## [Task instructions]
a. Answer these from the WorthCurve text:
(i) What return and inflation does the base case use by default?
(ii) Where are plans computed and stored?
(iii) Which three early-access strategies does it list?
b. Put this sentence from the WorthCurve text into Spanish: "WorthCurve is an educational tool, not financial advice."
c. Reproduce, word for word, the part of the WorthCurve text that opens with the words containing "The band on" and closes with "a different way.".

## [Extract]
★ ★ ★
How uncertainty is shown
One deterministic line pretending to be the future is the most common lie in retirement software. WorthCurve runs every plan three times:
- Conservative: your return −2 points, inflation +0.5.
- Base: your assumptions as set (default 7% return, 3% inflation).
- Optimistic: your return +2 points, inflation −0.5.
The band on every chart is the spread between conservative and optimistic; the safety margin summarizes which of the three cases actually stay funded. It's deliberately simpler than a Monte Carlo simulation — visible uncertainty you can reason about, not a probability cloud that invites false confidence in a different way.
Deliberately not modeled
Each of these adds assumptions that would create precision the inputs can't support. Leaving them out keeps one legible model so you can compare decisions on equal footing — and each omission has a cost worth knowing about:
- taxes on withdrawals. A dollar in a pre-tax 401(k) buys less spending than a dollar in a Roth. Treating them equally flatters plans that are heavy in pre-tax balances.
- sequence-of-returns risk. A bad early decade of returns can deplete a withdrawal portfolio faster than any long-run average suggests. The conservative band lowers the average; it does not simulate ordering.
- healthcare costs as a separate spending category. Healthcare costs often grow faster than general inflation and dominate early-retirement budgets before Medicare.
- Roth conversion ladders and other early-access strategies. Strategies like Roth conversion ladders, SEPP/72(t), and the rule of 55 change when money is accessible, not how much there is.
- state-specific taxes and rules. State income tax, property tax, and benefit rules vary enough to shift a marginal plan either way.
Review these against your own situation before relying on a result, and verify the details with a financial or tax professional when a decision gets real. WorthCurve is an educational tool, not financial advice.
Where your data lives
- On your device.Plans are computed and stored in your browser's local storage. There are no accounts and no server-side copies.
★ ★ ★
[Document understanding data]

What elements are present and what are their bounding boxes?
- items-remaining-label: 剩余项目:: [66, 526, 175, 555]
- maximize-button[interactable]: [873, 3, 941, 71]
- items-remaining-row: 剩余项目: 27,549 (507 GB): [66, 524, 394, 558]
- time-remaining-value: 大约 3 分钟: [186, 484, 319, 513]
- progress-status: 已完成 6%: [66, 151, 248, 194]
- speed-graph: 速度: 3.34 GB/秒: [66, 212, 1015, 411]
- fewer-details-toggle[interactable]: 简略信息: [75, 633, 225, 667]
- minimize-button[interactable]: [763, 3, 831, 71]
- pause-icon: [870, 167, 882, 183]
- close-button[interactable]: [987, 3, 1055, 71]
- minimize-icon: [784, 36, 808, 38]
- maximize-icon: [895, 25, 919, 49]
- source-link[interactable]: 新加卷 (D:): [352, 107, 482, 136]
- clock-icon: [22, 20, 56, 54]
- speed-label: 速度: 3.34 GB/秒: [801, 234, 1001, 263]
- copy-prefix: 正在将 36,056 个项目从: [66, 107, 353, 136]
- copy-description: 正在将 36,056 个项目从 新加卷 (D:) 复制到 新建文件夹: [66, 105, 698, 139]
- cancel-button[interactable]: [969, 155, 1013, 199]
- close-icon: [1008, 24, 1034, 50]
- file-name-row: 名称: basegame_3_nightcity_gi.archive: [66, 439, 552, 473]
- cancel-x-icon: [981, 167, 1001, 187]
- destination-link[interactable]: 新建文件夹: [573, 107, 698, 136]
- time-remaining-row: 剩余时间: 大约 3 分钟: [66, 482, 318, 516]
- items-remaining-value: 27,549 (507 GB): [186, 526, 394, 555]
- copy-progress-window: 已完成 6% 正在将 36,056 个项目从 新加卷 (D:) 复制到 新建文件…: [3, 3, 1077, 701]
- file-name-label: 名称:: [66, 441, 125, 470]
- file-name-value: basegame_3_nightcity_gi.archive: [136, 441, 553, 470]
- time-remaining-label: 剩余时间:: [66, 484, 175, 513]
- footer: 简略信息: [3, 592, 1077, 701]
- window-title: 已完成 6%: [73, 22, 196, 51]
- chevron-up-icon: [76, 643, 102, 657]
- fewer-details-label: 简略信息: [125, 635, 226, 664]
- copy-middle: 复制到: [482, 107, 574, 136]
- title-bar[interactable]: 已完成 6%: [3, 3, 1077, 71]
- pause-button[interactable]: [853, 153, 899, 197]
★ ★ ★
## [Responses by item number]
a.
(i) A 7% return and 3% inflation.
(ii) In the browser's local storage.
(iii) Roth conversion ladders, SEPP/72(t), and the rule of 55.

b. WorthCurve es una herramienta educativa, no asesoramiento financiero.

c.
The band on every chart is the spread between conservative and optimistic; the safety margin summarizes which of the three cases actually stay funded. It's deliberately simpler than a Monte Carlo simulation — visible uncertainty you can reason about, not a probability cloud that invites false confidence in a different way.